'''

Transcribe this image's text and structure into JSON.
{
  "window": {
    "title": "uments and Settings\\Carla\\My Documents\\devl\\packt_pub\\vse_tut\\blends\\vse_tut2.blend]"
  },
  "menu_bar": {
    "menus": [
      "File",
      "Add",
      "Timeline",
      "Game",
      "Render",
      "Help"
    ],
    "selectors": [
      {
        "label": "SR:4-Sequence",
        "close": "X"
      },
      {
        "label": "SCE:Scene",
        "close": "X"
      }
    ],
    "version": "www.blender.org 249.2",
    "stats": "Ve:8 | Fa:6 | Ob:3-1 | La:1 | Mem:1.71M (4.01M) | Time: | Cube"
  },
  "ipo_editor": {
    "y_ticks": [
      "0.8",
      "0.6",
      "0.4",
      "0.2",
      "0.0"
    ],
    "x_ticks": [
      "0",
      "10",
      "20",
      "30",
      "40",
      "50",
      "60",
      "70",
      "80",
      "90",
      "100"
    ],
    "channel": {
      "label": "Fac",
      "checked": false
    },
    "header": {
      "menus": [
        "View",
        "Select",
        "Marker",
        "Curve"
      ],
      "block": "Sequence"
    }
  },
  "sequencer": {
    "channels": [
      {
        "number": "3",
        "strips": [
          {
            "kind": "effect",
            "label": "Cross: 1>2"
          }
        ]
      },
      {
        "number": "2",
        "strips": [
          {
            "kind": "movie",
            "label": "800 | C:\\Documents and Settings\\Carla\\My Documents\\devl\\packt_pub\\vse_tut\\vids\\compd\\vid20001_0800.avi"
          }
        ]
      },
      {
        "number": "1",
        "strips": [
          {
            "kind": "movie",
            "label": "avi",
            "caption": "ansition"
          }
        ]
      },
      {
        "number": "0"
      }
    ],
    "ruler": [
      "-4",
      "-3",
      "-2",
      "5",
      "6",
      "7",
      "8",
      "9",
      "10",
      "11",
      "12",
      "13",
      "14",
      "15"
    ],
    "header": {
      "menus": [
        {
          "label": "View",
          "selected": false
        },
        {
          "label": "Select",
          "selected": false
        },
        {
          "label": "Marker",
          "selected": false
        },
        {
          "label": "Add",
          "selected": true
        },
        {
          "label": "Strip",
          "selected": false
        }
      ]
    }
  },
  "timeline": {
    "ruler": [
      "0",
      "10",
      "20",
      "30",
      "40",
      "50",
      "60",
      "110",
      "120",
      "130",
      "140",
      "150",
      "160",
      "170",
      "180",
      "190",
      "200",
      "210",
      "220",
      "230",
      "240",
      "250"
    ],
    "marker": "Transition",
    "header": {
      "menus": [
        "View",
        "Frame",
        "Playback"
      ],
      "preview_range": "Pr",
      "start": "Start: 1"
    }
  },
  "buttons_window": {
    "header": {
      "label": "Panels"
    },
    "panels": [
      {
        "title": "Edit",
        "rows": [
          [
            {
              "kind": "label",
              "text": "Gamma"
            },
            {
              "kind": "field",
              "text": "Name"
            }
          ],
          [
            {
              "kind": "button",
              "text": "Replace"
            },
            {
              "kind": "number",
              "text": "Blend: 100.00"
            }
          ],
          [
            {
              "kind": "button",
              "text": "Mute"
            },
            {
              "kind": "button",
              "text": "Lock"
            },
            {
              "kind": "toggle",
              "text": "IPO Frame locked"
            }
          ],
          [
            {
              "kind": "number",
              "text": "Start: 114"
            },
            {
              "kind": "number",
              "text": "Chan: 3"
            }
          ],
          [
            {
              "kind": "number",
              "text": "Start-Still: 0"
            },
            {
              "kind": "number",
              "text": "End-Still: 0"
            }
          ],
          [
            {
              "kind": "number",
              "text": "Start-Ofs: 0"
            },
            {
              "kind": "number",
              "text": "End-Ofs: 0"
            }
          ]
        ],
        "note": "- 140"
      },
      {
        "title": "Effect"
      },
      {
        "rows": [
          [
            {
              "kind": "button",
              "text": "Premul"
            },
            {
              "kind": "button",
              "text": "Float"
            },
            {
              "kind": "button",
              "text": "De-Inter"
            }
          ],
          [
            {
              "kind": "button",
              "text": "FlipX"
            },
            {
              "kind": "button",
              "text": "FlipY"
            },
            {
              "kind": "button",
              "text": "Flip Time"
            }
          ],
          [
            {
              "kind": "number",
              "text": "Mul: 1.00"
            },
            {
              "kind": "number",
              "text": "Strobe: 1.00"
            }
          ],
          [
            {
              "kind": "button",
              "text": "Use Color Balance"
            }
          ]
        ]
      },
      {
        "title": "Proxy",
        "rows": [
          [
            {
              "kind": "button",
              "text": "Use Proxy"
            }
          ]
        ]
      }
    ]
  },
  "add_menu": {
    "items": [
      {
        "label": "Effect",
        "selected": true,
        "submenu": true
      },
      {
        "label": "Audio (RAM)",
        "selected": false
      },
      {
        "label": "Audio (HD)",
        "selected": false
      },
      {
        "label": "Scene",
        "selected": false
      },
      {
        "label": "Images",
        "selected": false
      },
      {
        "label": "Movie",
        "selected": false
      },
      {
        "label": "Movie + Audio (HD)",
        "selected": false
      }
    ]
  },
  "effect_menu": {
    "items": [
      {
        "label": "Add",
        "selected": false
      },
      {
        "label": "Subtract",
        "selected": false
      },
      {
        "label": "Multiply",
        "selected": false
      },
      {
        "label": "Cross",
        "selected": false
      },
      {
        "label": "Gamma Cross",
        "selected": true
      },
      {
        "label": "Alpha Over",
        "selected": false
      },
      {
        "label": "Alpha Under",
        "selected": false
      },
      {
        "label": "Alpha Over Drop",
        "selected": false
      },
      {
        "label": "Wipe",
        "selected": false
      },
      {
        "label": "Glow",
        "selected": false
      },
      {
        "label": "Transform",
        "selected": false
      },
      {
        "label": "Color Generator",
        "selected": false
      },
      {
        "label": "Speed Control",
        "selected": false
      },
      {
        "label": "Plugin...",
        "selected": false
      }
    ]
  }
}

'''

* _What you are asked to do_: Tally the lines of the listing above that include the word "Alpha". Answer with the number alone.

* _Answer to the problem_: 3